[SOURCE DATA]:
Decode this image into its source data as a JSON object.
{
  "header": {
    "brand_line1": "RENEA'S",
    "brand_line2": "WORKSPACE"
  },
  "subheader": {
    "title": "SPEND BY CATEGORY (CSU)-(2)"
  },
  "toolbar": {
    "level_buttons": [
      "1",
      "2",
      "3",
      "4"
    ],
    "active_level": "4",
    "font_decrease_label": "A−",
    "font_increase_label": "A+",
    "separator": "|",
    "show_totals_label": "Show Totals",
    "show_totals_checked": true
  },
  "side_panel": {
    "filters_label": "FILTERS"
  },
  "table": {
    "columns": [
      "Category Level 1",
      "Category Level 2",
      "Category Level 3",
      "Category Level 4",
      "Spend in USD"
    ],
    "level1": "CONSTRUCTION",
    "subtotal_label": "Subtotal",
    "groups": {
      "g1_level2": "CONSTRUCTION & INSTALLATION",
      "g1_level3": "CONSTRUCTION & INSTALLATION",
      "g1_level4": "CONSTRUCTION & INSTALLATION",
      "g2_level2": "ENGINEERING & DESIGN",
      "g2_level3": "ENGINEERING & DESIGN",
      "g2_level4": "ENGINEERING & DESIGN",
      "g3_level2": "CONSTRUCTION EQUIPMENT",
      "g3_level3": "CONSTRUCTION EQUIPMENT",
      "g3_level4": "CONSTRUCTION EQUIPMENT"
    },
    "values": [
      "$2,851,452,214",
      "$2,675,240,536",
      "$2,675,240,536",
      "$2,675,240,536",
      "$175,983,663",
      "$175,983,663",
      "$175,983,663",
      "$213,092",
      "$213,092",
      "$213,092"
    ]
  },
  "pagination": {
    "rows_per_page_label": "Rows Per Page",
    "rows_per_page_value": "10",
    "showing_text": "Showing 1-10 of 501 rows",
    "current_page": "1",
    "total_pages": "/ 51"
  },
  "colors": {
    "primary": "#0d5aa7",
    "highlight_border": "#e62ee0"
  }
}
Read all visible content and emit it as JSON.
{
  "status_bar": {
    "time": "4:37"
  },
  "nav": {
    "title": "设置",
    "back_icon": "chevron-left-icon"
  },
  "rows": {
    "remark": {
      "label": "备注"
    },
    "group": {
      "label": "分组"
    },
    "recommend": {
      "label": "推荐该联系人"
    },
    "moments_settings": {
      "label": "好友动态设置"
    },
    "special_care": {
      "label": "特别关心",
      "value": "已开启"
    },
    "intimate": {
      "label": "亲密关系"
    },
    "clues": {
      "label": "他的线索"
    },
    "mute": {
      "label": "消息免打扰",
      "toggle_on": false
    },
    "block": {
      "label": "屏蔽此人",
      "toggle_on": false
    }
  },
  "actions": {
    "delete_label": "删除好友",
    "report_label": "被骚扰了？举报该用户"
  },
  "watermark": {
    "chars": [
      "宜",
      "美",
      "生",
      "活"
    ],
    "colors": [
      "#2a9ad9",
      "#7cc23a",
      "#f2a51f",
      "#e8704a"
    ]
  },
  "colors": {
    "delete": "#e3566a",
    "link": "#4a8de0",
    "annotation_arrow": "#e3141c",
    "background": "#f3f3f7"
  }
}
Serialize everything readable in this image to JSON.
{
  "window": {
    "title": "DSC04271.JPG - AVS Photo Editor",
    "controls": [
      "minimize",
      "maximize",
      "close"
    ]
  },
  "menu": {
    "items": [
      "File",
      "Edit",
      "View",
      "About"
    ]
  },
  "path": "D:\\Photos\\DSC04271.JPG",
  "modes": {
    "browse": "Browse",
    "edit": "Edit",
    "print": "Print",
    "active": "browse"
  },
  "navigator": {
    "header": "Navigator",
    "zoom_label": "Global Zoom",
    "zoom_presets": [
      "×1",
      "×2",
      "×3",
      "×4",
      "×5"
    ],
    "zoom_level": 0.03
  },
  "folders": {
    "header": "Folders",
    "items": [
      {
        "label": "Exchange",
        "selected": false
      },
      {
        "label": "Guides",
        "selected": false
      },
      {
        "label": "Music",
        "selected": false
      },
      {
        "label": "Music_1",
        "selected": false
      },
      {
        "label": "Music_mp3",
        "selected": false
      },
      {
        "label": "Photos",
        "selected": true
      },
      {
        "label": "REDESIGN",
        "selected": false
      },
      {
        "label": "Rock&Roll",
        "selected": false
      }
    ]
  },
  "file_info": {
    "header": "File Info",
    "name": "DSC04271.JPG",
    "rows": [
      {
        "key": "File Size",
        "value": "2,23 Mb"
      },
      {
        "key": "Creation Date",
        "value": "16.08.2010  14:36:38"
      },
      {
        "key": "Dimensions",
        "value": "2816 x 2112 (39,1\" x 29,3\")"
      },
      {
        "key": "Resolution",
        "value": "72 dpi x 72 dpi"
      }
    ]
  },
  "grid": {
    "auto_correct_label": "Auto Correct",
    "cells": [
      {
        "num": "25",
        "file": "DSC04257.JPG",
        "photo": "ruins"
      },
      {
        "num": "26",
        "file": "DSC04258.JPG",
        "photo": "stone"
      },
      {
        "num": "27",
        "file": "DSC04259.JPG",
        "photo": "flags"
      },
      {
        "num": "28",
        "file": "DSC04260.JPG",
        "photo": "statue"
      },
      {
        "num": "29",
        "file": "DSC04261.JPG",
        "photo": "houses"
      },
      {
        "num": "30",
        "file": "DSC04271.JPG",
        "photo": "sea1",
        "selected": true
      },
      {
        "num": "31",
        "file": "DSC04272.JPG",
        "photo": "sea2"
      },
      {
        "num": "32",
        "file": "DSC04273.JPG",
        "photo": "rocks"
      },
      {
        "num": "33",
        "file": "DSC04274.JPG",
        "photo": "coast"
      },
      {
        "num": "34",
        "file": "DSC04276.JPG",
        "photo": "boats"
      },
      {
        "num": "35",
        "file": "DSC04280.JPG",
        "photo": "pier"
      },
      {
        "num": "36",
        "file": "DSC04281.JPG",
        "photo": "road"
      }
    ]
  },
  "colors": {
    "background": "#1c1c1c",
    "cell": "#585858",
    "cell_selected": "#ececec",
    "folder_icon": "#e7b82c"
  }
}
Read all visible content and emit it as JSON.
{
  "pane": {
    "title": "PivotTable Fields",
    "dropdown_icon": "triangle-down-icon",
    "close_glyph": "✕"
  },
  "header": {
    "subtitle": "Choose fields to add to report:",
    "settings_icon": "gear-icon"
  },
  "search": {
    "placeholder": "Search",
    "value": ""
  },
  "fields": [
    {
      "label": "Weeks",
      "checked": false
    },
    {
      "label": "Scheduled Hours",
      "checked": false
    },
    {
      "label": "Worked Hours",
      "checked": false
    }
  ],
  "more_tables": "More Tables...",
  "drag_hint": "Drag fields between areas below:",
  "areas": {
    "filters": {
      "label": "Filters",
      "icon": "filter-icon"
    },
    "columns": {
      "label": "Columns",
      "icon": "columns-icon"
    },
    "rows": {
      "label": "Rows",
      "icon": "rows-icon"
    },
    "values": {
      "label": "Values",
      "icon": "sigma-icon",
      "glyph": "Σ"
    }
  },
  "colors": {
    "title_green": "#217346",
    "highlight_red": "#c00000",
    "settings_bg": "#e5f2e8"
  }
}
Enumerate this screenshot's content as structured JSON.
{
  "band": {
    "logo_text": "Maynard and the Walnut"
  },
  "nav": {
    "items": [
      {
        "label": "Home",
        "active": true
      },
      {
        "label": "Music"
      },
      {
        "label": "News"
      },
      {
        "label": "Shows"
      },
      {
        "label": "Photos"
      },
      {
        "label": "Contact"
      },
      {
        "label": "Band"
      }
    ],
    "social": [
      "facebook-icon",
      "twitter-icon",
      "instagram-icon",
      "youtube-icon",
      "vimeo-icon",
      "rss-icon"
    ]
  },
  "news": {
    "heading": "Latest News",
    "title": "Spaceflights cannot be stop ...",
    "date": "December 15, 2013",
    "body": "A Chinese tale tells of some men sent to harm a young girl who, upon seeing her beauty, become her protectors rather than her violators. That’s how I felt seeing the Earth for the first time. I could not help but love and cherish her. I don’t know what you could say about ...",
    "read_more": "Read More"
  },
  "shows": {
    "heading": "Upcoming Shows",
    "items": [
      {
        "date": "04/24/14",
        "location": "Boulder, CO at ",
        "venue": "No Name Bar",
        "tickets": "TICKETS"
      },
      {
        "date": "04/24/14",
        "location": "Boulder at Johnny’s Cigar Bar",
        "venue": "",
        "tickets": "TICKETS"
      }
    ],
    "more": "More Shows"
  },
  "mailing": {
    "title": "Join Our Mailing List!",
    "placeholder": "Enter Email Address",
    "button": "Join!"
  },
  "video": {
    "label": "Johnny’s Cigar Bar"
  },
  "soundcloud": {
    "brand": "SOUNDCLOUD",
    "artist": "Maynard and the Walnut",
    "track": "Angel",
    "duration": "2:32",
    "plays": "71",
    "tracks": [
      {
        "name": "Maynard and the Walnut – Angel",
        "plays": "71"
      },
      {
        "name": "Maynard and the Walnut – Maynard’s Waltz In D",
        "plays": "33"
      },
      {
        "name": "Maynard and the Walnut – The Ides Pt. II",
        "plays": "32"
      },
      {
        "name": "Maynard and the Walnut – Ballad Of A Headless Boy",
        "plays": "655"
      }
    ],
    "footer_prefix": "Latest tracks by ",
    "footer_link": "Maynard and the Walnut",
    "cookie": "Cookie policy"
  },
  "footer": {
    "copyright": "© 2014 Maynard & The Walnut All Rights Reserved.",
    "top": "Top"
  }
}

[DIRECTION]:
Return each line of the data that contains the string "INSTALLATION".

[ANSWER FOR THE TASK]:
      "g1_level2": "CONSTRUCTION & INSTALLATION",
      "g1_level3": "CONSTRUCTION & INSTALLATION",
      "g1_level4": "CONSTRUCTION & INSTALLATION",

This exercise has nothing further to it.